**DOCUMENT PASSAGE**
-=-=-

He surmises we'd wandered too far off so the signal couldn't reach the crab. I tell him we'd been sitting at the outisde bar and other people's crabs were flickering. He offers to seat us immediately.

The food is mediocre. The customers stuff their faces beneath the big whalebone suspended from the rafters and drink many tall drinks. The waiter puts the hard sell on Montega to buy a drink she doesn't want. I plead Designated Driver and he backs off, but he puts a knee on the seat on my side of the booth, leans in toward me and seems so inspired about her having another drink I can almost swear he'll buy her one, but she knows the game. She acquiesces. He brings her a fruity martini. "How is it?"

"Better than cough syrup!" She has charm.

He laughs.

Dinner takes the rest of my money. You can't order one taco at Paradox Cove. You have to order three and they come with six tortillas.

Montega, bless her heart, is good with money and has the dollars for our parking (validation rate applies!). I shall not return to Paradox Cove unless I happen to swim past it while playing in the summer's blue blue sea. Paradox Cove, once paradise, has gone too far south for me.

-=-=-

**SHORT TASK A**
According to the Paradox Cove passage, what is the minimum number of tacos you can order at Paradox Cove?
**SHORT TASK B**
Return the stretch of the Paradox Cove passage from "Montega, bless her" through "south for me.", copied word for word.

**ENTRIES SHOWN**
-=-=-

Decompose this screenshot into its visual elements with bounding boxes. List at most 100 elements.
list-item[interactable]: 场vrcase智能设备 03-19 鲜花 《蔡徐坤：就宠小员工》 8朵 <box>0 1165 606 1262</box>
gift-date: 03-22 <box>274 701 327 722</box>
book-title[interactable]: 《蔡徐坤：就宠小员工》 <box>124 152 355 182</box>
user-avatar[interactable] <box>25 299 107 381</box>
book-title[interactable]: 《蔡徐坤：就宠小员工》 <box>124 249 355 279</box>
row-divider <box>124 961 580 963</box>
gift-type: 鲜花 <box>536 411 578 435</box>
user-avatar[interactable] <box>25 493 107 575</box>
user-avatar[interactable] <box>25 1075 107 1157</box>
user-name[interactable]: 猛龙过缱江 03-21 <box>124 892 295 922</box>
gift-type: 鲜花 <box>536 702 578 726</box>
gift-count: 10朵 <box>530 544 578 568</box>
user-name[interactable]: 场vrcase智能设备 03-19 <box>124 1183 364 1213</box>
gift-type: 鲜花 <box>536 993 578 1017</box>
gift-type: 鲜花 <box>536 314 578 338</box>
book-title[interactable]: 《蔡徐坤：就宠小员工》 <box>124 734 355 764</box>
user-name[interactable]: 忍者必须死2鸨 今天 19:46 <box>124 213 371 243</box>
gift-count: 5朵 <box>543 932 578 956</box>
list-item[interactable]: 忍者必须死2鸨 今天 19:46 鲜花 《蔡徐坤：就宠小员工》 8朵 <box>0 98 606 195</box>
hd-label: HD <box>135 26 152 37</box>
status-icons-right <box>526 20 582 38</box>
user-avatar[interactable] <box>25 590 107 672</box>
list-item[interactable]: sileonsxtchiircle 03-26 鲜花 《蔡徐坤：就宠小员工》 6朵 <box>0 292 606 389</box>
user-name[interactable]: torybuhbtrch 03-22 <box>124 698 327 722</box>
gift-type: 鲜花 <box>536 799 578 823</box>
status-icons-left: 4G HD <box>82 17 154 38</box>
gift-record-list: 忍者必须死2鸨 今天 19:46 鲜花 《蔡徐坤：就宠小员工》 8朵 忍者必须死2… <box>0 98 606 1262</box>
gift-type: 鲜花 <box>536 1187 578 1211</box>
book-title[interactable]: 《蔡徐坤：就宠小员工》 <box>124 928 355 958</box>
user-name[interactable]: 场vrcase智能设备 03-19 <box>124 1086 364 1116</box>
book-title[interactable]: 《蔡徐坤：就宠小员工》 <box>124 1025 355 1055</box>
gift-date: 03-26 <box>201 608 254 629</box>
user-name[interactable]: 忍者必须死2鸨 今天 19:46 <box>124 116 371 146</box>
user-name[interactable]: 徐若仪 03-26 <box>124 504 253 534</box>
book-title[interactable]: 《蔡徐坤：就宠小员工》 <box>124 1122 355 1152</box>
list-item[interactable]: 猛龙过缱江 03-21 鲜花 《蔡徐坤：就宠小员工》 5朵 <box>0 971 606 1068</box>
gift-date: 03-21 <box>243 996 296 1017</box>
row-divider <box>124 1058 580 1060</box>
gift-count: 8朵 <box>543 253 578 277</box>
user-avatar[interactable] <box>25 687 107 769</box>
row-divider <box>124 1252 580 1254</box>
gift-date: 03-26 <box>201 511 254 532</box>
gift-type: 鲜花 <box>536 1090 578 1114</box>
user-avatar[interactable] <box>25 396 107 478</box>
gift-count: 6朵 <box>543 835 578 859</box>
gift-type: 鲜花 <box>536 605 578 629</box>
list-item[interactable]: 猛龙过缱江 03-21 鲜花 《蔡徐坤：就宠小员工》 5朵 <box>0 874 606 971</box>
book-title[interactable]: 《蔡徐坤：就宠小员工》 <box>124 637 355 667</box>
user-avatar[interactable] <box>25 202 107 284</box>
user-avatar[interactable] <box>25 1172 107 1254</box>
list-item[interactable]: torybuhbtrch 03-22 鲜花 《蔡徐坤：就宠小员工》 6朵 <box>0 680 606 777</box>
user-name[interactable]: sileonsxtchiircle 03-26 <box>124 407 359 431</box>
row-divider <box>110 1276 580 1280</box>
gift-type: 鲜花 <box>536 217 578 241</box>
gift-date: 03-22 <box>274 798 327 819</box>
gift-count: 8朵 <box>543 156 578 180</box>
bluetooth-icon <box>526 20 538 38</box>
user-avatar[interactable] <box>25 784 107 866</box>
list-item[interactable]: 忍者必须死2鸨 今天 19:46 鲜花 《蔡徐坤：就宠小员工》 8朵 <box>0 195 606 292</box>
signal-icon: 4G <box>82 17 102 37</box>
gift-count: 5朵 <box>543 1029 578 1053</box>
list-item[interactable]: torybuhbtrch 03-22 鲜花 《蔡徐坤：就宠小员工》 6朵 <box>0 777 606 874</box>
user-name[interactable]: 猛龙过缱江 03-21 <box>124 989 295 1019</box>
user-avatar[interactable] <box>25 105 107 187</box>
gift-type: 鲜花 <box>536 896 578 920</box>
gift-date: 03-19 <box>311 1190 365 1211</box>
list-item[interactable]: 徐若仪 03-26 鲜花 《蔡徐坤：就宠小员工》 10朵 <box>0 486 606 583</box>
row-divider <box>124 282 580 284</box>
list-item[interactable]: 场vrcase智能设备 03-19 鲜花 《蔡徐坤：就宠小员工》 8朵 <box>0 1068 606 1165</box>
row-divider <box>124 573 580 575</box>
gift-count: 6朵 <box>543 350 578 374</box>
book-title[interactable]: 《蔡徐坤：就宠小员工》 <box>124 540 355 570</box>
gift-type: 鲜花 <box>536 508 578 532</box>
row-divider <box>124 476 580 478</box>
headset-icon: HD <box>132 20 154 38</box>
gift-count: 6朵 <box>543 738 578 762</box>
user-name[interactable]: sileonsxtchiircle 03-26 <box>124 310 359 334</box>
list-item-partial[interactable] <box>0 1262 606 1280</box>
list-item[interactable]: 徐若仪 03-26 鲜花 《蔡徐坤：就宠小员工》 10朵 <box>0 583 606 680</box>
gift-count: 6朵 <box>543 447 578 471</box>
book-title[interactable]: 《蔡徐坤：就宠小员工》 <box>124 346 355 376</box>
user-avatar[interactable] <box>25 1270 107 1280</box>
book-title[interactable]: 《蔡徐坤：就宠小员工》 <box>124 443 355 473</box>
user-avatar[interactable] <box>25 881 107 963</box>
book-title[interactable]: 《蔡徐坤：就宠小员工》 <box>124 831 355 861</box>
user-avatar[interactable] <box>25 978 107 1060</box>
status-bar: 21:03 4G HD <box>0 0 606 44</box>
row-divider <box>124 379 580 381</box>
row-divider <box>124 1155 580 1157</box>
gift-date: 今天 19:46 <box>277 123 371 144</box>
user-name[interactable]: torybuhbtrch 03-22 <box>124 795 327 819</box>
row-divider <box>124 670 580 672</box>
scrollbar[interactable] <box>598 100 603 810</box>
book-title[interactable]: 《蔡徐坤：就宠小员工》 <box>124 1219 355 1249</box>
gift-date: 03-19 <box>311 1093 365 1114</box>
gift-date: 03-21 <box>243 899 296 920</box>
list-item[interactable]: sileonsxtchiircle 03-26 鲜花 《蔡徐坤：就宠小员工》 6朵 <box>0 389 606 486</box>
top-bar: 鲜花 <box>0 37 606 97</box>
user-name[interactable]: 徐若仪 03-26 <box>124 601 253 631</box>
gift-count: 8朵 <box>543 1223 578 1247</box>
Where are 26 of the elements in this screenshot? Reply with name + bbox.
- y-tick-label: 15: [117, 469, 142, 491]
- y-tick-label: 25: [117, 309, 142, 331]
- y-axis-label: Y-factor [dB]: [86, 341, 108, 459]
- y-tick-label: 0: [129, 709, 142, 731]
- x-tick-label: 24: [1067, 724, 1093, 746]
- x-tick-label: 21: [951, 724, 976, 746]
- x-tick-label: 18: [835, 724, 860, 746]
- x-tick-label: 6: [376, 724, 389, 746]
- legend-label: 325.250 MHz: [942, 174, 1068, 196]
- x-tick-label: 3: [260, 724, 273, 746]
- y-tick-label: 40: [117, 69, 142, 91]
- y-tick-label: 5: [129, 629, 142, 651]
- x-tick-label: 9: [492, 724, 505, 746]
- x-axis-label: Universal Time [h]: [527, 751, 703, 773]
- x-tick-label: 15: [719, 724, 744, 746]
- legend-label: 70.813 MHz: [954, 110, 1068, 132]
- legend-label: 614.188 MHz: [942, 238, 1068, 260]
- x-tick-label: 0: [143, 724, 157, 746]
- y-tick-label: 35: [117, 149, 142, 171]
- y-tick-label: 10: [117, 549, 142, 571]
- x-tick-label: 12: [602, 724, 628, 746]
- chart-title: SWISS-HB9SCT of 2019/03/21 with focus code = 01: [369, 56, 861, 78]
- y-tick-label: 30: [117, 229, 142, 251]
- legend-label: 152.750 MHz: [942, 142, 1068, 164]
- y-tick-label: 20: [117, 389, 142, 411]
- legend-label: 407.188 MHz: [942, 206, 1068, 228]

-=-=-

**EXPECTED OUTPUT A**
Three, and they come with six tortillas.

**EXPECTED OUTPUT B**
Montega, bless her heart, is good with money and has the dollars for our parking (validation rate applies!). I shall not return to Paradox Cove unless I happen to swim past it while playing in the summer's blue blue sea. Paradox Cove, once paradise, has gone too far south for me.